SHORT TASK >> Restate each line word for word. Leave out every picture.

DATA TO USE >>

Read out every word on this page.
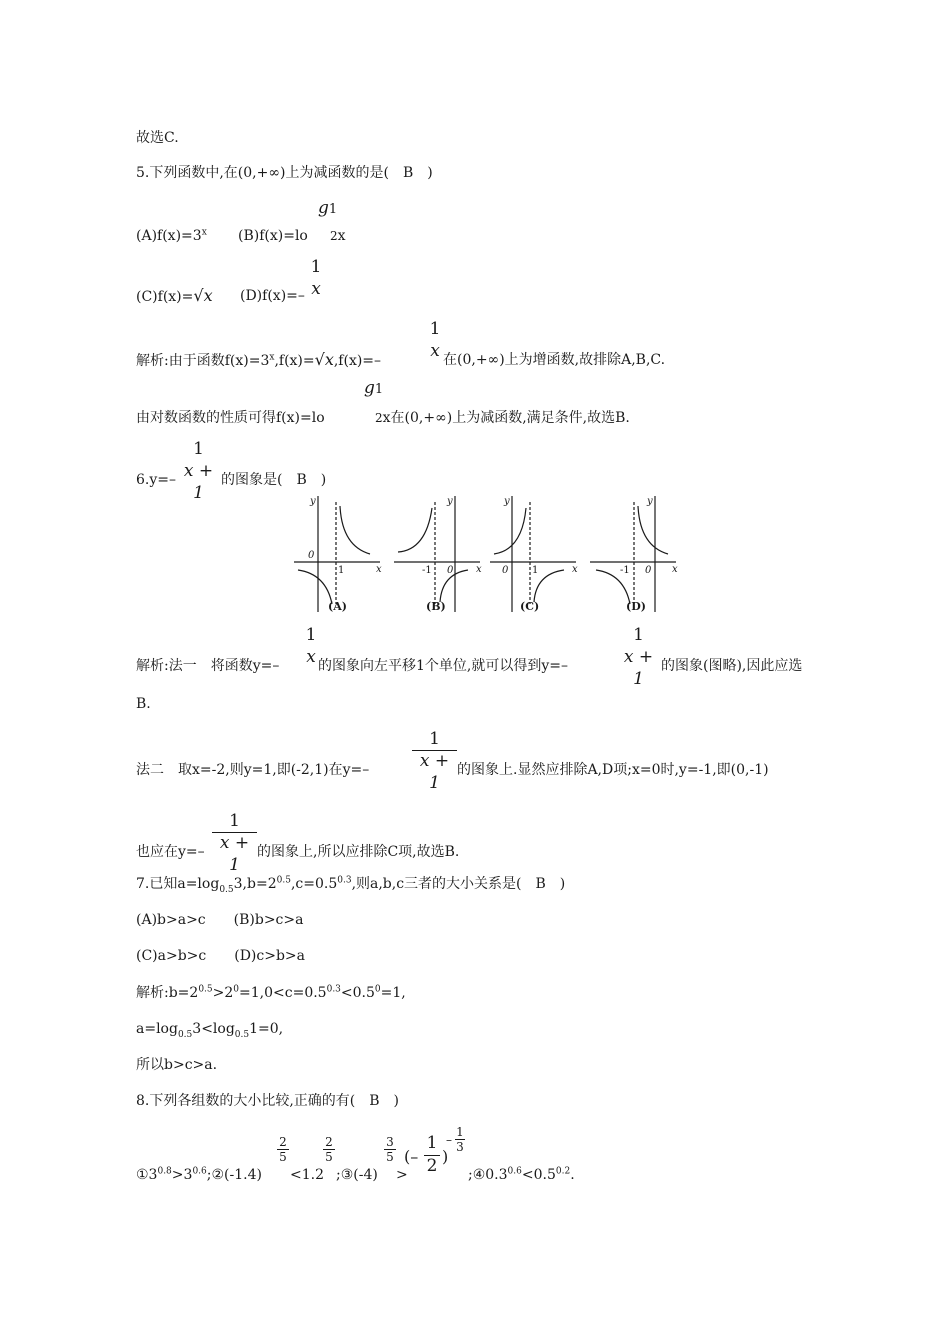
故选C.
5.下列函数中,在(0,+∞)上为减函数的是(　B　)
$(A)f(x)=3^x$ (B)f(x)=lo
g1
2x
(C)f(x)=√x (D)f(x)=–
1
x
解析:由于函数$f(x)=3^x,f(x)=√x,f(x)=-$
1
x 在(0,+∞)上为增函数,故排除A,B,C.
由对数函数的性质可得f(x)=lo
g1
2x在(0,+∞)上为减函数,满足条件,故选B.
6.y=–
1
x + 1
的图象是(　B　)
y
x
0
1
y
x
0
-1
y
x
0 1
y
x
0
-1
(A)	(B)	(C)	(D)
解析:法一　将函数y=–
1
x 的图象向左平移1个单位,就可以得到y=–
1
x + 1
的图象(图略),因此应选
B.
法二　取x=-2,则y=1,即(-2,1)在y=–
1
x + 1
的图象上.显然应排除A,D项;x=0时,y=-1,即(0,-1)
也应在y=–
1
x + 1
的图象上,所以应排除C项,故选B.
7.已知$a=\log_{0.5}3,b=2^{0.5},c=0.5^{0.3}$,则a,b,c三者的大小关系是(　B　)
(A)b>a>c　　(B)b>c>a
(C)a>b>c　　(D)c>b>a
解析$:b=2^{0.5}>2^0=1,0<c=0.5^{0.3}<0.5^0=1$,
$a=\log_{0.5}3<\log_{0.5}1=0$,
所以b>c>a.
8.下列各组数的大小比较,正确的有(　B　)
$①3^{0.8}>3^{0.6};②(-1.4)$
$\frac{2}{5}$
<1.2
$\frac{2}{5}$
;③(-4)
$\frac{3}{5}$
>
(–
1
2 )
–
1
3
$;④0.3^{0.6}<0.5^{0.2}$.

EXERCISE RESPONSE >>
Read out every word on this page.
故选C.
5.下列函数中,在(0,+∞)上为减函数的是(　B　)
$(A)f(x)=3^x$ (B)f(x)=lo
g1
2x
(C)f(x)=√x (D)f(x)=–
1
x
解析:由于函数$f(x)=3^x,f(x)=√x,f(x)=-$
1
x 在(0,+∞)上为增函数,故排除A,B,C.
由对数函数的性质可得f(x)=lo
g1
2x在(0,+∞)上为减函数,满足条件,故选B.
6.y=–
1
x + 1
的图象是(　B　)
y
x
0
1
y
x
0
-1
y
x
0 1
y
x
0
-1
(A)	(B)	(C)	(D)
解析:法一　将函数y=–
1
x 的图象向左平移1个单位,就可以得到y=–
1
x + 1
的图象(图略),因此应选
B.
法二　取x=-2,则y=1,即(-2,1)在y=–
1
x + 1
的图象上.显然应排除A,D项;x=0时,y=-1,即(0,-1)
也应在y=–
1
x + 1
的图象上,所以应排除C项,故选B.
7.已知$a=\log_{0.5}3,b=2^{0.5},c=0.5^{0.3}$,则a,b,c三者的大小关系是(　B　)
(A)b>a>c　　(B)b>c>a
(C)a>b>c　　(D)c>b>a
解析$:b=2^{0.5}>2^0=1,0<c=0.5^{0.3}<0.5^0=1$,
$a=\log_{0.5}3<\log_{0.5}1=0$,
所以b>c>a.
8.下列各组数的大小比较,正确的有(　B　)
$①3^{0.8}>3^{0.6};②(-1.4)$
$\frac{2}{5}$
<1.2
$\frac{2}{5}$
;③(-4)
$\frac{3}{5}$
>
(–
1
2 )
–
1
3
$;④0.3^{0.6}<0.5^{0.2}$.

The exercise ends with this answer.